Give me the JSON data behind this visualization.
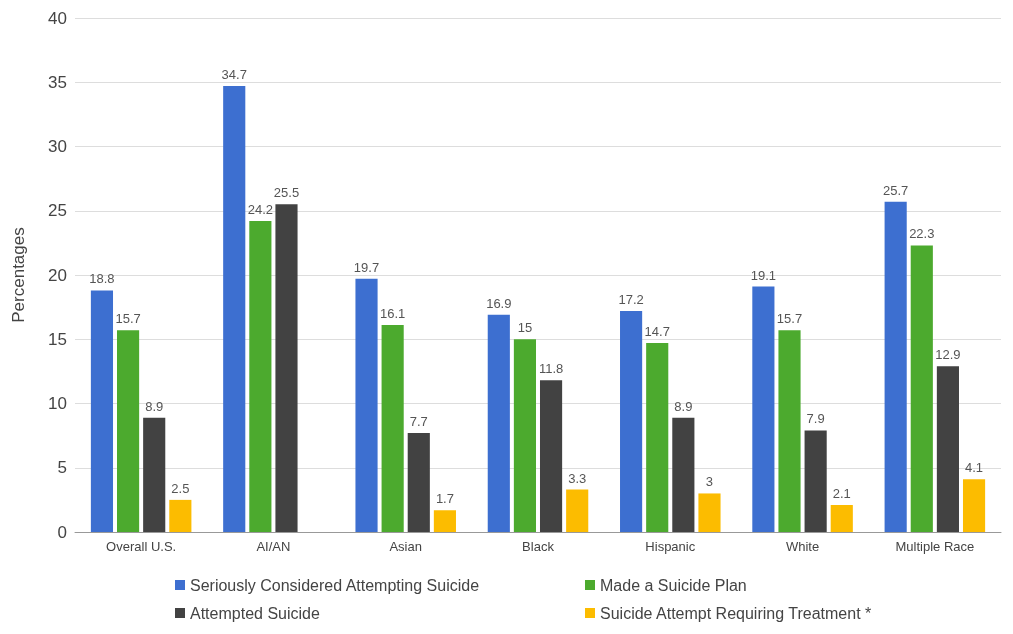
{
  "chart_data": {
    "type": "bar",
    "ylabel": "Percentages",
    "categories": [
      "Overall U.S.",
      "AI/AN",
      "Asian",
      "Black",
      "Hispanic",
      "White",
      "Multiple Race"
    ],
    "series": [
      {
        "name": "Seriously Considered Attempting Suicide",
        "color": "#3d6fd0",
        "values": [
          18.8,
          34.7,
          19.7,
          16.9,
          17.2,
          19.1,
          25.7
        ]
      },
      {
        "name": "Made a Suicide Plan",
        "color": "#4caa2e",
        "values": [
          15.7,
          24.2,
          16.1,
          15,
          14.7,
          15.7,
          22.3
        ]
      },
      {
        "name": "Attempted Suicide",
        "color": "#424242",
        "values": [
          8.9,
          25.5,
          7.7,
          11.8,
          8.9,
          7.9,
          12.9
        ]
      },
      {
        "name": "Suicide Attempt Requiring Treatment *",
        "color": "#fcbc00",
        "values": [
          2.5,
          null,
          1.7,
          3.3,
          3,
          2.1,
          4.1
        ]
      }
    ],
    "ylim": [
      0,
      40
    ],
    "yticks": [
      0,
      5,
      10,
      15,
      20,
      25,
      30,
      35,
      40
    ],
    "grid": "y",
    "data_labels": true,
    "legend": "bottom"
  }
}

▶ _Task to complete_:
Return each line where "color" shows up.

▶ _Completed task_:
        "color": "#3d6fd0",
        "color": "#4caa2e",
        "color": "#424242",
        "color": "#fcbc00",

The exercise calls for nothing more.